Look for the string "date" and copy every line that has it.

SUPPLIED DATA —
=======

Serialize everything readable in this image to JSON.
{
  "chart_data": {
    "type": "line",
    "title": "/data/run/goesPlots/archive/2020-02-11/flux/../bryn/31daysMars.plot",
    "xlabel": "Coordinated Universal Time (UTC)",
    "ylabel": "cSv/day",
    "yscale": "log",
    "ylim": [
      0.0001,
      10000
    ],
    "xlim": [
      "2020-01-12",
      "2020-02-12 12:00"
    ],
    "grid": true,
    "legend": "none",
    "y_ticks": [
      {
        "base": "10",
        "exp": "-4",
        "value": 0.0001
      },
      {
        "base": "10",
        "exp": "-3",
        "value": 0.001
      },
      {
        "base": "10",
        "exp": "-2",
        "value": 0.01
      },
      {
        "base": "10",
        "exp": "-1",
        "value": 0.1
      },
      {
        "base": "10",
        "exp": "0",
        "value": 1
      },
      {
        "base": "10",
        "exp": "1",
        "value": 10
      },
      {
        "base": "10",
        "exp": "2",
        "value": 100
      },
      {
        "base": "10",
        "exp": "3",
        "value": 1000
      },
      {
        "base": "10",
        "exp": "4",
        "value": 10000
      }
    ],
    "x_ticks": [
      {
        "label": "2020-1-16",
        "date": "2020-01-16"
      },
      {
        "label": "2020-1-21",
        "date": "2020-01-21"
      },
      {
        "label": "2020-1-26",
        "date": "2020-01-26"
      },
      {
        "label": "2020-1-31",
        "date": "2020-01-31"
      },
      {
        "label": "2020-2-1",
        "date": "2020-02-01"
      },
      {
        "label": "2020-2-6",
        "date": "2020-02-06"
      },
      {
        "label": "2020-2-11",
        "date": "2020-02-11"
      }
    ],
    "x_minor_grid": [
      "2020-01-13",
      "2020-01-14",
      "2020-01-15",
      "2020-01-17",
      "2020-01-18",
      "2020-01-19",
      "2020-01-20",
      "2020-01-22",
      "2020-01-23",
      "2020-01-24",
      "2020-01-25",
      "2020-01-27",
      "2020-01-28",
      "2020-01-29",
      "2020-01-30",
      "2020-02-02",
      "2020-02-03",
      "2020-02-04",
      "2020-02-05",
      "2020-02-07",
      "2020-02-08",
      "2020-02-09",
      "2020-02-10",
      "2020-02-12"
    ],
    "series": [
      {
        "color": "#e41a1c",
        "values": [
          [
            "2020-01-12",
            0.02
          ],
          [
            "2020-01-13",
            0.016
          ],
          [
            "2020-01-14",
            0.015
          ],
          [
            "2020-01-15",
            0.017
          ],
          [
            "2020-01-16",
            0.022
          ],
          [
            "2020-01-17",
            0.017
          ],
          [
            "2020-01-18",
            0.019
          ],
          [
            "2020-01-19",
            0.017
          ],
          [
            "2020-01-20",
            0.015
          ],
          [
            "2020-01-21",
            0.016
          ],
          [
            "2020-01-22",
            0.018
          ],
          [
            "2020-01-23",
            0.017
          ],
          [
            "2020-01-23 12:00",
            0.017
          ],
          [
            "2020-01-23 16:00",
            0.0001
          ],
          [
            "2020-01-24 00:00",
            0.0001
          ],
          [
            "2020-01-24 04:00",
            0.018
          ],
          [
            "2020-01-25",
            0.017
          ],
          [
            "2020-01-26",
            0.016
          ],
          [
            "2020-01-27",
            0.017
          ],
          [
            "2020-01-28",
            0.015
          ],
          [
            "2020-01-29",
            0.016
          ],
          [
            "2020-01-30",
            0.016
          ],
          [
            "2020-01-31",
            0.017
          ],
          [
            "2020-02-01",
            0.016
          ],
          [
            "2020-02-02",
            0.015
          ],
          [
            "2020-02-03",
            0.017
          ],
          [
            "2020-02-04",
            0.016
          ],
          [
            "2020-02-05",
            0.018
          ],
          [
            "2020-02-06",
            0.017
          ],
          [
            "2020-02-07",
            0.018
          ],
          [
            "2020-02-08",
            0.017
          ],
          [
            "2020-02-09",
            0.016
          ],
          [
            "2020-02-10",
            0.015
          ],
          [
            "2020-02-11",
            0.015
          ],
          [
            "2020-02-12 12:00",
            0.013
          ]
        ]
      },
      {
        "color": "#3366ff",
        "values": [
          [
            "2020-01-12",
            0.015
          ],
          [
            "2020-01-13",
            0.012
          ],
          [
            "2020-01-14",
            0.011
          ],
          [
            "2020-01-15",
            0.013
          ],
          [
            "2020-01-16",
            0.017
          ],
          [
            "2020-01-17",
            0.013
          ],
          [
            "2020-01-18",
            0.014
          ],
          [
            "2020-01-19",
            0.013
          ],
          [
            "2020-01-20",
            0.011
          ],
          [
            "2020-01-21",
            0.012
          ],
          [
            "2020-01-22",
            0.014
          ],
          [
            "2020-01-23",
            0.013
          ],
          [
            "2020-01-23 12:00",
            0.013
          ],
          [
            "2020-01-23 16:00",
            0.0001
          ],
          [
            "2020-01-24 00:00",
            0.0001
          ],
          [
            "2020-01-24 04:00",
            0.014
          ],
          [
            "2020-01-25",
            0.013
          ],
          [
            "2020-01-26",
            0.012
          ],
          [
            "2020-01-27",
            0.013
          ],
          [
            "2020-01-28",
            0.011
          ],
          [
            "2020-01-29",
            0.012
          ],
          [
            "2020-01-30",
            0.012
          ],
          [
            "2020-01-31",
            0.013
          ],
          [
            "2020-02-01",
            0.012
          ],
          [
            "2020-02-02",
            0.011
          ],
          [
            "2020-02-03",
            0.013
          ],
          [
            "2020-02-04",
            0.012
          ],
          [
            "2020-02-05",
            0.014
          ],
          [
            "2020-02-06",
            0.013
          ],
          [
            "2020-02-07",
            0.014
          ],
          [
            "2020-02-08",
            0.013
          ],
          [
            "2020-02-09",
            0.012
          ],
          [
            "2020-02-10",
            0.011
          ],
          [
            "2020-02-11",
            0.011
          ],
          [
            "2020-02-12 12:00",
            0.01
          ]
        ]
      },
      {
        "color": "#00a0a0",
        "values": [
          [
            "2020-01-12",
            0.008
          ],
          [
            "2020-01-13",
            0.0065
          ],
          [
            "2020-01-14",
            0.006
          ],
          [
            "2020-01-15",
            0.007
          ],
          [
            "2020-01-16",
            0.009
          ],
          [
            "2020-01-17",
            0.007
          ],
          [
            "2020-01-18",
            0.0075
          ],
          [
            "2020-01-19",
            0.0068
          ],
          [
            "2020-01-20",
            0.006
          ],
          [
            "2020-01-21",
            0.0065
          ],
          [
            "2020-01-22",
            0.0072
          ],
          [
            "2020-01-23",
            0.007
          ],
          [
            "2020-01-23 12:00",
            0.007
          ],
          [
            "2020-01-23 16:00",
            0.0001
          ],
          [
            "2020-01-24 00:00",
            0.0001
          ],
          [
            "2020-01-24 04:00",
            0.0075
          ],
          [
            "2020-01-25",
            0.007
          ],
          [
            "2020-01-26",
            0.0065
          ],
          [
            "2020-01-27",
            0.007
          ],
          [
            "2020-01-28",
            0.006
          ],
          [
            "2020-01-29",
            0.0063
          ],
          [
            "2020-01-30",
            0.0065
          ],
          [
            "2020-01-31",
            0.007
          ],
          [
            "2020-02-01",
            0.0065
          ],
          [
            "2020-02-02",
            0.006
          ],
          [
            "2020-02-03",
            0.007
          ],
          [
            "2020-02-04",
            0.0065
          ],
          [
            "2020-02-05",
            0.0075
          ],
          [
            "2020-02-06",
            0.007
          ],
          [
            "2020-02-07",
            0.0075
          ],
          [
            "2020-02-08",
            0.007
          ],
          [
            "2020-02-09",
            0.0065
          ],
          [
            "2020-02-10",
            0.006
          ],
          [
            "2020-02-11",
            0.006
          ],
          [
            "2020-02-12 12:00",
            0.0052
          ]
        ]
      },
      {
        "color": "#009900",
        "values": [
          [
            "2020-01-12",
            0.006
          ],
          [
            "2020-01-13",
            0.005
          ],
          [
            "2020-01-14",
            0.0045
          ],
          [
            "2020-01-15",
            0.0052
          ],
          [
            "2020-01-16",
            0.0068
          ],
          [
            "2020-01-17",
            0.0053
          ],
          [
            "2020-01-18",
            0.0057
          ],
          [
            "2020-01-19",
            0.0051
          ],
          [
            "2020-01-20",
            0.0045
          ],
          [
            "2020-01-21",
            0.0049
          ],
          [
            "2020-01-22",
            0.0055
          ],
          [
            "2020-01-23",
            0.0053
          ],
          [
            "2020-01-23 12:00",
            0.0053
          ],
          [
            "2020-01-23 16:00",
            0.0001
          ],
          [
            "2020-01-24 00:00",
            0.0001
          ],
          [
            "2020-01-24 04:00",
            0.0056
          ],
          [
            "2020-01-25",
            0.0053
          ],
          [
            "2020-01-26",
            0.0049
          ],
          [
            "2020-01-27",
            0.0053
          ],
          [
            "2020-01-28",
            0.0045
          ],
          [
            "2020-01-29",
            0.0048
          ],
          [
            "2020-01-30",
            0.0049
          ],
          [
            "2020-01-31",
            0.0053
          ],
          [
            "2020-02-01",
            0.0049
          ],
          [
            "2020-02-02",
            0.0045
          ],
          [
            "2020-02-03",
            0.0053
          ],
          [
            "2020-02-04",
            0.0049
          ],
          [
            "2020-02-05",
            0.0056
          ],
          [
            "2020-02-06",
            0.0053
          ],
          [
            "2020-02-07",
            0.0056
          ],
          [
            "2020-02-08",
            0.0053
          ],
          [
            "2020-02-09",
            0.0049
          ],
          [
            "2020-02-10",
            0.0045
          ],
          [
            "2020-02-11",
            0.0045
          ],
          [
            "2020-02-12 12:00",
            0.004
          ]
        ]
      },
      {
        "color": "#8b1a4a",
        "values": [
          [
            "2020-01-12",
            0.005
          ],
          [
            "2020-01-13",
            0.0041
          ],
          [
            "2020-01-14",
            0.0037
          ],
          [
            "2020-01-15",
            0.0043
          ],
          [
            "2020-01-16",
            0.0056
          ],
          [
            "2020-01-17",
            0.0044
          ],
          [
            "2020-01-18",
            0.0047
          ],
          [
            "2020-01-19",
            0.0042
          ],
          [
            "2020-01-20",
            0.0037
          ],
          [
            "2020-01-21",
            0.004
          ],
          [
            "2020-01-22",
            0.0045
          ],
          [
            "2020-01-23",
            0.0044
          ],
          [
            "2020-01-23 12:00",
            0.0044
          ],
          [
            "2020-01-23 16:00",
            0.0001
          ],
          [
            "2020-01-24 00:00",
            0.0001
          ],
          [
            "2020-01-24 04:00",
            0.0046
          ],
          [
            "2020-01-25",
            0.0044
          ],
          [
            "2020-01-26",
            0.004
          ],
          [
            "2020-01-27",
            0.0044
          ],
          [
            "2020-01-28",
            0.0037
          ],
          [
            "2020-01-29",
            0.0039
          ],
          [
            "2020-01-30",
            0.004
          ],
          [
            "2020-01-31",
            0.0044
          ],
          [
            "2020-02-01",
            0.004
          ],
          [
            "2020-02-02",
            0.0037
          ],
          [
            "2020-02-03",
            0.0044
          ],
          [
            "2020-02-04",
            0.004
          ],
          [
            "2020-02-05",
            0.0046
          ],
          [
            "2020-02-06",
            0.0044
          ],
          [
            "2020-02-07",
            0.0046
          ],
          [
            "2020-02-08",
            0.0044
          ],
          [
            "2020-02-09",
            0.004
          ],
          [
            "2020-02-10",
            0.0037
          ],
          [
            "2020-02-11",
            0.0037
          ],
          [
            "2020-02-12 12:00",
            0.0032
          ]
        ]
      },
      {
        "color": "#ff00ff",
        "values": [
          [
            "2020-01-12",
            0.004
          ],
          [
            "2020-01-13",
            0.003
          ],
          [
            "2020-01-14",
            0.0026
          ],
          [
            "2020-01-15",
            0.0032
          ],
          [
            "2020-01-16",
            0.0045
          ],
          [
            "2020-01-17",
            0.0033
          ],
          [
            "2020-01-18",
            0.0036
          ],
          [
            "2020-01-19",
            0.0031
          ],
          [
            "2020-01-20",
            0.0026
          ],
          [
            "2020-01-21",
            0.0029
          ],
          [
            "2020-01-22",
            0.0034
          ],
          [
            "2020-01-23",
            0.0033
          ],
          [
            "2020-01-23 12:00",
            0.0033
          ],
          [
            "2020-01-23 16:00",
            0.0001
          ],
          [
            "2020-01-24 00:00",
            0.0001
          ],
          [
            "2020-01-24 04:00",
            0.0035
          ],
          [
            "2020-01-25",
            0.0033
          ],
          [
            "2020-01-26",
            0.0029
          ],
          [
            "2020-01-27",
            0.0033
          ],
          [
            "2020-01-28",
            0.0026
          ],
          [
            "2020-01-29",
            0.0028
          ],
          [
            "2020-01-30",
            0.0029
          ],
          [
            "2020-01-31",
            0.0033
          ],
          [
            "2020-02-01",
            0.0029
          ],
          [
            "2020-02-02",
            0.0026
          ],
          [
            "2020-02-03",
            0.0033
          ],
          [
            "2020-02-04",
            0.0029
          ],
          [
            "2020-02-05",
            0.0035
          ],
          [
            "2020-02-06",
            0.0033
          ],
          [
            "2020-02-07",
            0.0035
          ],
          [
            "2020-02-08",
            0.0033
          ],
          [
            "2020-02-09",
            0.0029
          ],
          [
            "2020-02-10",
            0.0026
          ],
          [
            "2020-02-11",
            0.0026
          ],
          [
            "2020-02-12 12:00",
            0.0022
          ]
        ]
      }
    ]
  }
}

=======

WRITTEN SOLUTION —
        "date": "2020-01-16"
        "date": "2020-01-21"
        "date": "2020-01-26"
        "date": "2020-01-31"
        "date": "2020-02-01"
        "date": "2020-02-06"
        "date": "2020-02-11"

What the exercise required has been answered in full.